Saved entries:
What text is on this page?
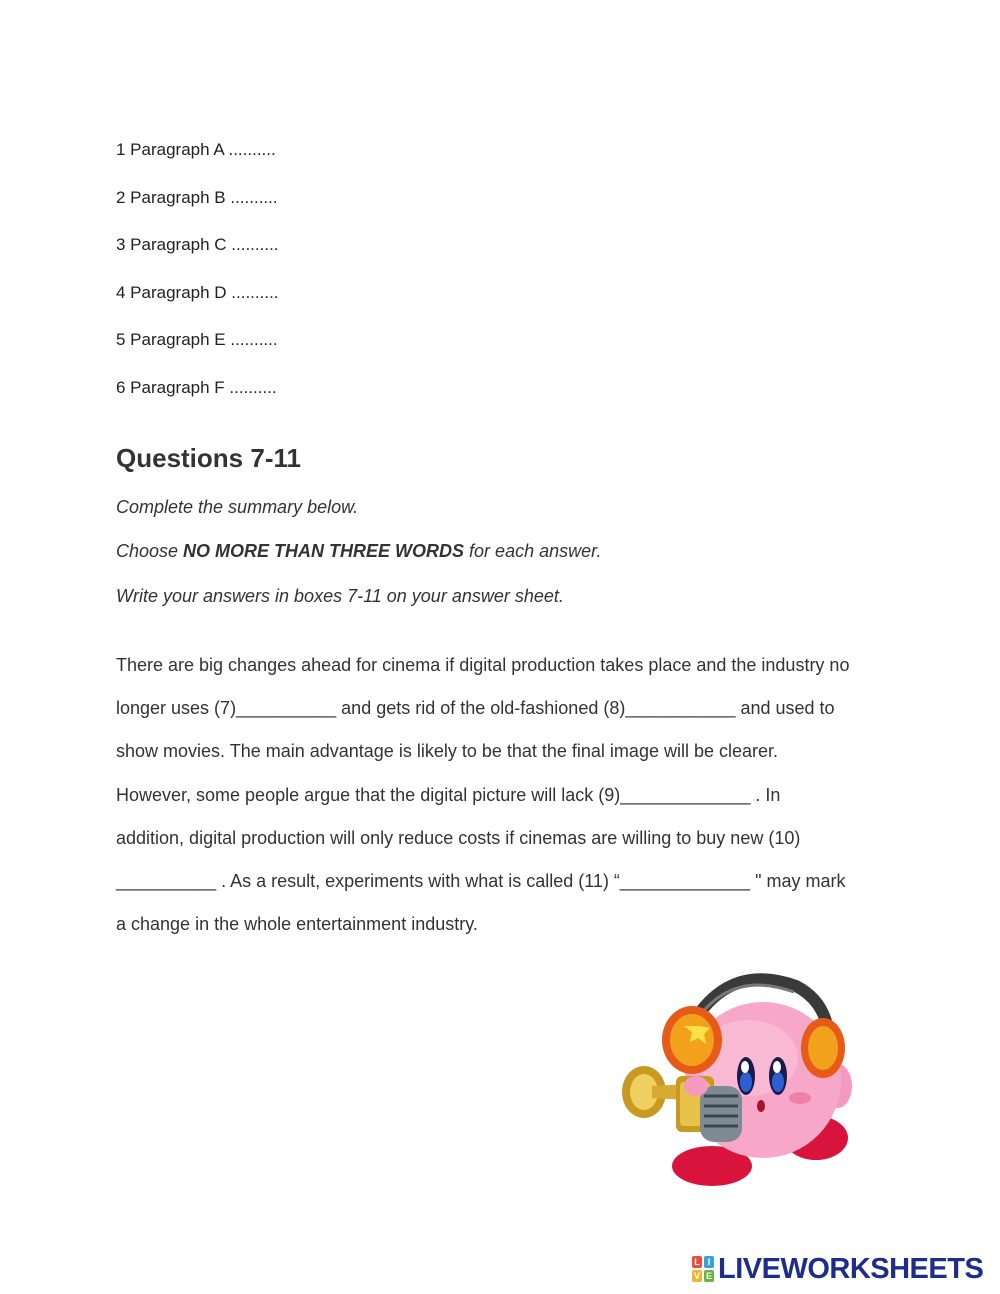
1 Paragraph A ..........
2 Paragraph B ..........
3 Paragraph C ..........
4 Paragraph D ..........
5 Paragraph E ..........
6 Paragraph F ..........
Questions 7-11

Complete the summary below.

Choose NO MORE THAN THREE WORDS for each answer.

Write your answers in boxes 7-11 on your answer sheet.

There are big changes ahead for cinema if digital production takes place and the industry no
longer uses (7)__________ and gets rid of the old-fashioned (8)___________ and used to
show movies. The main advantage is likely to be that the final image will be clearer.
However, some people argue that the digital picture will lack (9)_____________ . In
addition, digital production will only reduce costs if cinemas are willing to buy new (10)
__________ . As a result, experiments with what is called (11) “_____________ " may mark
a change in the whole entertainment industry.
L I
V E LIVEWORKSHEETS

--

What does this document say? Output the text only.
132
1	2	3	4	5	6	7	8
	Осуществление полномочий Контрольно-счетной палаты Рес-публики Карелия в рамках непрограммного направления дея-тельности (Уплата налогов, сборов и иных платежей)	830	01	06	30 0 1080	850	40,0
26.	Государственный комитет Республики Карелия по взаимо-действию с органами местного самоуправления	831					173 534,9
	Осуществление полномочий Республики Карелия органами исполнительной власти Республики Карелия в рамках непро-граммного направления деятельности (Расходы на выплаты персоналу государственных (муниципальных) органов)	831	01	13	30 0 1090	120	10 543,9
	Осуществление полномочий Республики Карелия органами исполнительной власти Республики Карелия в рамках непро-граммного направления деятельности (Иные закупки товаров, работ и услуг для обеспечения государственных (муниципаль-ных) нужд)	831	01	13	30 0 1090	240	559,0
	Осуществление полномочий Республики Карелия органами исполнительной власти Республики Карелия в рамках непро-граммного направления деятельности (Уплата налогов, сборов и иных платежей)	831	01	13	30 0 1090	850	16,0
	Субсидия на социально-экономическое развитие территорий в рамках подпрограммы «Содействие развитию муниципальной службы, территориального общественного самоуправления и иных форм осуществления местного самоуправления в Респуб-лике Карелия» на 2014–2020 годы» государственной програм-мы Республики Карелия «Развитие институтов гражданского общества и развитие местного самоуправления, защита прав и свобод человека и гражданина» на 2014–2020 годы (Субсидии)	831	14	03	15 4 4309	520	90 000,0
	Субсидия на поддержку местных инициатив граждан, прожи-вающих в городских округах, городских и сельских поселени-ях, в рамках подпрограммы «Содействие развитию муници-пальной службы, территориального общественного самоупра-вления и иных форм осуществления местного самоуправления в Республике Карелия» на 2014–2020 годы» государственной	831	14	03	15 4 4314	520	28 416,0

• **Request**
Track down every line of the material containing the string "this", and copy it.

• **Task response**
What text is on this page?
What does this document say? Output the text only.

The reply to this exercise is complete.